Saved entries
***

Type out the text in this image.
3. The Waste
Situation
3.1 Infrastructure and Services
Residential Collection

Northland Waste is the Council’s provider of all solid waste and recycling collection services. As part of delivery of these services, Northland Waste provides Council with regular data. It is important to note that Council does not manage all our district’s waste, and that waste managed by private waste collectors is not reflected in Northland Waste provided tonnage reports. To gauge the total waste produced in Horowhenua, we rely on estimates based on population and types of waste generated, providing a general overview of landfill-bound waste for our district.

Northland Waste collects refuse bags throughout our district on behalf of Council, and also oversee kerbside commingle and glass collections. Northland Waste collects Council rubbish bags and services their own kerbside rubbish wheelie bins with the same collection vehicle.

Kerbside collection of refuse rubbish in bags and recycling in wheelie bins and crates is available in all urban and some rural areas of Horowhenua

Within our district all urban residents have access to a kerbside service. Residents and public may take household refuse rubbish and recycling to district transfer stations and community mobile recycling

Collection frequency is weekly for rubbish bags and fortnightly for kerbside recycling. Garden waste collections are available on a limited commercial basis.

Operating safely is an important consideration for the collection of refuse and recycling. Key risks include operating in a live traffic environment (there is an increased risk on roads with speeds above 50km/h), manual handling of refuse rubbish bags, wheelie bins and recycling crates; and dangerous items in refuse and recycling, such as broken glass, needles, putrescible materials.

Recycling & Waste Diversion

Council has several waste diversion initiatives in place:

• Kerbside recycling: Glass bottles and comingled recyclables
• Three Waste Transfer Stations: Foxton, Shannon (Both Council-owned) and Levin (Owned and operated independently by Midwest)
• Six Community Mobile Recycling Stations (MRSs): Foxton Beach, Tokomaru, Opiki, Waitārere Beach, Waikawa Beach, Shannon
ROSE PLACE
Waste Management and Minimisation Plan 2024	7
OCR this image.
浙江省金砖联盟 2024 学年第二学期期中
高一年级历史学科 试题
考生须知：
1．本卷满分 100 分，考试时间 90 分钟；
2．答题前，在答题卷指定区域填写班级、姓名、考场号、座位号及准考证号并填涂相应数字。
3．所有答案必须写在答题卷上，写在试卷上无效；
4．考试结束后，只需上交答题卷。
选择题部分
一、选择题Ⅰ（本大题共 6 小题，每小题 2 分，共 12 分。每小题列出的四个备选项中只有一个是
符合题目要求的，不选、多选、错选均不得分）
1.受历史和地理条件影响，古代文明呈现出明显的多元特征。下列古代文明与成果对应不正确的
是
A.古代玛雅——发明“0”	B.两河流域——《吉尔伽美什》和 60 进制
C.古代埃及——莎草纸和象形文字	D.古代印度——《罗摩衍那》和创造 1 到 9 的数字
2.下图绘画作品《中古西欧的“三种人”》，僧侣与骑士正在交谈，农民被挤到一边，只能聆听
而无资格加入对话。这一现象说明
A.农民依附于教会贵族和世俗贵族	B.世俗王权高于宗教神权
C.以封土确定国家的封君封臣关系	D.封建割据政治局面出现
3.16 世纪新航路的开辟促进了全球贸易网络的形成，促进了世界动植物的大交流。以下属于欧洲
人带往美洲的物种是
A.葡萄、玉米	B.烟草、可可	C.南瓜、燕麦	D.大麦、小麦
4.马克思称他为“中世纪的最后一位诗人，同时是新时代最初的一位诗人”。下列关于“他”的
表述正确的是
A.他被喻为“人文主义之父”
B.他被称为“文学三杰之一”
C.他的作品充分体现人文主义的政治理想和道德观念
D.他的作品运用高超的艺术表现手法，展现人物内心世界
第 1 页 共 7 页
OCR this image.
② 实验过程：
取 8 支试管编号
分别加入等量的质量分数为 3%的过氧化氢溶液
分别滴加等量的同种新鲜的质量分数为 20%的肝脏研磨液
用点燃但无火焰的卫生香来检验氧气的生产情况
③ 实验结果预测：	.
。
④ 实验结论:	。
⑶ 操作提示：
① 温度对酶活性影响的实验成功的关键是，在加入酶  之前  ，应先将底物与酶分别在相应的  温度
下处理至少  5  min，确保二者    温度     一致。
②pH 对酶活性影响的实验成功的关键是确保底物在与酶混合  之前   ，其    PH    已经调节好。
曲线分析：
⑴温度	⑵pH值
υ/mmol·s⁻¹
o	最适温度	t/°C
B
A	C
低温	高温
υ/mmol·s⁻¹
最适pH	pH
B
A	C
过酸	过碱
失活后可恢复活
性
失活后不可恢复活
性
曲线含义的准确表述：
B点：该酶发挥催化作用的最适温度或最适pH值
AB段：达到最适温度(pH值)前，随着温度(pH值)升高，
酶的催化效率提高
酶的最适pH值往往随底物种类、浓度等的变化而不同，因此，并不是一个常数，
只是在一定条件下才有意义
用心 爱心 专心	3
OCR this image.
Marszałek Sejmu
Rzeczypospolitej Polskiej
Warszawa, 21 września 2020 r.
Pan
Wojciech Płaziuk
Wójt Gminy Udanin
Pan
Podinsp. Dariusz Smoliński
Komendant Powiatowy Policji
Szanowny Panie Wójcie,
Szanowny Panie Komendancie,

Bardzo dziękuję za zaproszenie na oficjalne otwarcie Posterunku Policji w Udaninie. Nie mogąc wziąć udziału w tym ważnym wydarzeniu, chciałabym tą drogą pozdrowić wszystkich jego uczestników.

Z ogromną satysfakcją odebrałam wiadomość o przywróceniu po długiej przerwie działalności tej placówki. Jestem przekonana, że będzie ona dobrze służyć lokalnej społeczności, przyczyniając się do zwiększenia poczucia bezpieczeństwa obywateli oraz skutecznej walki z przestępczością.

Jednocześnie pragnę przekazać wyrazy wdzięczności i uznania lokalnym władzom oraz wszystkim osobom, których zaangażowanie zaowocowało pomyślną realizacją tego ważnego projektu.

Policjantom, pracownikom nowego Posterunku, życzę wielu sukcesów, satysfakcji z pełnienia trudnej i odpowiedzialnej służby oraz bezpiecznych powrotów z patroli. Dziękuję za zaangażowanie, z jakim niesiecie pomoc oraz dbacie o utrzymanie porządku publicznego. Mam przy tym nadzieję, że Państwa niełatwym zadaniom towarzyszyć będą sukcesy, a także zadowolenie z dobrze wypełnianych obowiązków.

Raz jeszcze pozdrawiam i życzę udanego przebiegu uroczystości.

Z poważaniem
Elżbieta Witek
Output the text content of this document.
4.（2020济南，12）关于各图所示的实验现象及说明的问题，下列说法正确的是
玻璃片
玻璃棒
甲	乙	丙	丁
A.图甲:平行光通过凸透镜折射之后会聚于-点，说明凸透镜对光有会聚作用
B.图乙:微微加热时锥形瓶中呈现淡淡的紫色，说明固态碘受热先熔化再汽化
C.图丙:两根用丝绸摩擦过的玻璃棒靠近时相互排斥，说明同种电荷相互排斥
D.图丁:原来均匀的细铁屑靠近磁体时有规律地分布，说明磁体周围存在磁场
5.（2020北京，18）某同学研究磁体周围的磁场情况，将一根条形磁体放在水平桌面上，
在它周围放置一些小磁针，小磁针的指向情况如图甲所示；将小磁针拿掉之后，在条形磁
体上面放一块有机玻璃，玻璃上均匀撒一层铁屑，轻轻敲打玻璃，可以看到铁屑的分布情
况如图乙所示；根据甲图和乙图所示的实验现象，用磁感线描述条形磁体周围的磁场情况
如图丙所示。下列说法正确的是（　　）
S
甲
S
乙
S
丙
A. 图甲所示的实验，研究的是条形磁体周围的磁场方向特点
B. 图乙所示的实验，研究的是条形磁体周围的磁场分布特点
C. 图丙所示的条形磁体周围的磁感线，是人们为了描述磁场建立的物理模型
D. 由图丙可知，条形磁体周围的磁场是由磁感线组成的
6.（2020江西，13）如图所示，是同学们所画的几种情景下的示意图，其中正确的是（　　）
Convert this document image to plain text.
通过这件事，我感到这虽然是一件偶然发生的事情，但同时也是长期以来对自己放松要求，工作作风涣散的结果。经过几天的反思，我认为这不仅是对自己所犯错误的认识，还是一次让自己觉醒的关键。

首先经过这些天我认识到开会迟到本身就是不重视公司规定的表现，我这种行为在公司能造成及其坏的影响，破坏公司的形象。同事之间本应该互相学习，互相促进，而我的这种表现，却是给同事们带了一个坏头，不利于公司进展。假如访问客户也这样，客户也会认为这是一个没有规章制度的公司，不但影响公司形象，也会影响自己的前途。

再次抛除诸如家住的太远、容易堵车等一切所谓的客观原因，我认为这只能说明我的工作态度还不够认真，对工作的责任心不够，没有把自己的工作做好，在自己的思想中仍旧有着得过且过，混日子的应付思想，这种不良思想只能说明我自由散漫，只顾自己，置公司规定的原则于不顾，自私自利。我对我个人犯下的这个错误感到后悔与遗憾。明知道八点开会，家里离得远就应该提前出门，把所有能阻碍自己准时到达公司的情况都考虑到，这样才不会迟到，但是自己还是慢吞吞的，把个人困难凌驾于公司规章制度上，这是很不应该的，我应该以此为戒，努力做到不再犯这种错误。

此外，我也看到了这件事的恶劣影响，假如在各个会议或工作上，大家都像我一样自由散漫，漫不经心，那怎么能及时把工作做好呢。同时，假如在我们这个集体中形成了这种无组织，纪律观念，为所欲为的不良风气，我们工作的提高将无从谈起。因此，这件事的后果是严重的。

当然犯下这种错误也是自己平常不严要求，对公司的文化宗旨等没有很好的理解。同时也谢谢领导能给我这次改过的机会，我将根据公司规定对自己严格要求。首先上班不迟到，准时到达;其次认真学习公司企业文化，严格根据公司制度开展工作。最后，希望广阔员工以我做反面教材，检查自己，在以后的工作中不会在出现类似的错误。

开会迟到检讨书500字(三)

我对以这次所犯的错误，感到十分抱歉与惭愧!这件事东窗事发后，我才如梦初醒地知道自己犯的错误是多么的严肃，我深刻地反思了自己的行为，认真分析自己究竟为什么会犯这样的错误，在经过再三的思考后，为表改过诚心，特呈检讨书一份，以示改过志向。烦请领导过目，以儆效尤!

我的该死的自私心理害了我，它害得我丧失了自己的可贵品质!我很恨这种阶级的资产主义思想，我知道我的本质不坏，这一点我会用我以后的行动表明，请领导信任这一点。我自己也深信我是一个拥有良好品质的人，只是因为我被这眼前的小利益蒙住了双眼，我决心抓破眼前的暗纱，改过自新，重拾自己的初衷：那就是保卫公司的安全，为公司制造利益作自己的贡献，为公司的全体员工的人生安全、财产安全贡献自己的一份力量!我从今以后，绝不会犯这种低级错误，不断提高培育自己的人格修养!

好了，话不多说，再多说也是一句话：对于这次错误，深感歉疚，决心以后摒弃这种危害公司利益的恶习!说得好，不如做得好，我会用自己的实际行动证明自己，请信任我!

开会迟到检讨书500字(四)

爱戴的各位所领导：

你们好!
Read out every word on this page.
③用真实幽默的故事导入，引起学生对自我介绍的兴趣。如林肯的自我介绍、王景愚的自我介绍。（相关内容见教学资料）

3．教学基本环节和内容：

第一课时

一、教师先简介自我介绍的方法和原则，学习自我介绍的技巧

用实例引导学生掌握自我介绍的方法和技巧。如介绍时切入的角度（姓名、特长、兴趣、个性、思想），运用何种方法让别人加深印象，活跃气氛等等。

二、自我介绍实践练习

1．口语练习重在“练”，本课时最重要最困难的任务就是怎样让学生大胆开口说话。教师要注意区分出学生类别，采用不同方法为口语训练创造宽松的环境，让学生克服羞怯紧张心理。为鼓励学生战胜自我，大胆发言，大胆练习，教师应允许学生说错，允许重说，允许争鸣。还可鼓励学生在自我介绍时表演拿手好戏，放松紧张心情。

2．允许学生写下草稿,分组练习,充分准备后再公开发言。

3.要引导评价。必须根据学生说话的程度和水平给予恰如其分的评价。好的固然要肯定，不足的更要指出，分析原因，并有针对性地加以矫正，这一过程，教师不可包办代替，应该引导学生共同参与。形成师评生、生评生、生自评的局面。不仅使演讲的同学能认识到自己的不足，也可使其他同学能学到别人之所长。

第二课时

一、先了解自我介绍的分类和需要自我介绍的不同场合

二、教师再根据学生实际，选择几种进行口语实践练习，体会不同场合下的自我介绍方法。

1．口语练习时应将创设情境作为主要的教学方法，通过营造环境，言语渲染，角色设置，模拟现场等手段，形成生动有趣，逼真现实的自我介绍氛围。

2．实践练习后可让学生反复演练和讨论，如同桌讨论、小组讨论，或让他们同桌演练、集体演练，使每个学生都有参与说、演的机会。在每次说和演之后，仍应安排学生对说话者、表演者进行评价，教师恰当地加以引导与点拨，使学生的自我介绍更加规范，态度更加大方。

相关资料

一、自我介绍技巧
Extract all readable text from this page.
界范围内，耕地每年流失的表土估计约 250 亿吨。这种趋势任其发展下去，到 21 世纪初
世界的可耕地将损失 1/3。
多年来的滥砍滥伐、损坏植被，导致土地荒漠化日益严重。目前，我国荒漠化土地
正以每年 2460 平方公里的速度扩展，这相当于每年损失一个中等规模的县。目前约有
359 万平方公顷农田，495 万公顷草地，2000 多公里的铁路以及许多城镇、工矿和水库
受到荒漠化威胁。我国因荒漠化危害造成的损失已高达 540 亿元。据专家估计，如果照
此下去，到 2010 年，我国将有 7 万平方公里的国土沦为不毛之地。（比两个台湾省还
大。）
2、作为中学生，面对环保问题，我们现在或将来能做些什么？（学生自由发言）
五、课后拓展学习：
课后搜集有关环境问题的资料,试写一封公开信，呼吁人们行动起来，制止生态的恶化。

***

▸ DIRECTIONS FOR THIS TASK:
Return every line from the records above that holds the word "document".

▸ RESULT FOR THIS TASK:
Output the text content of this document.
Convert this document image to plain text.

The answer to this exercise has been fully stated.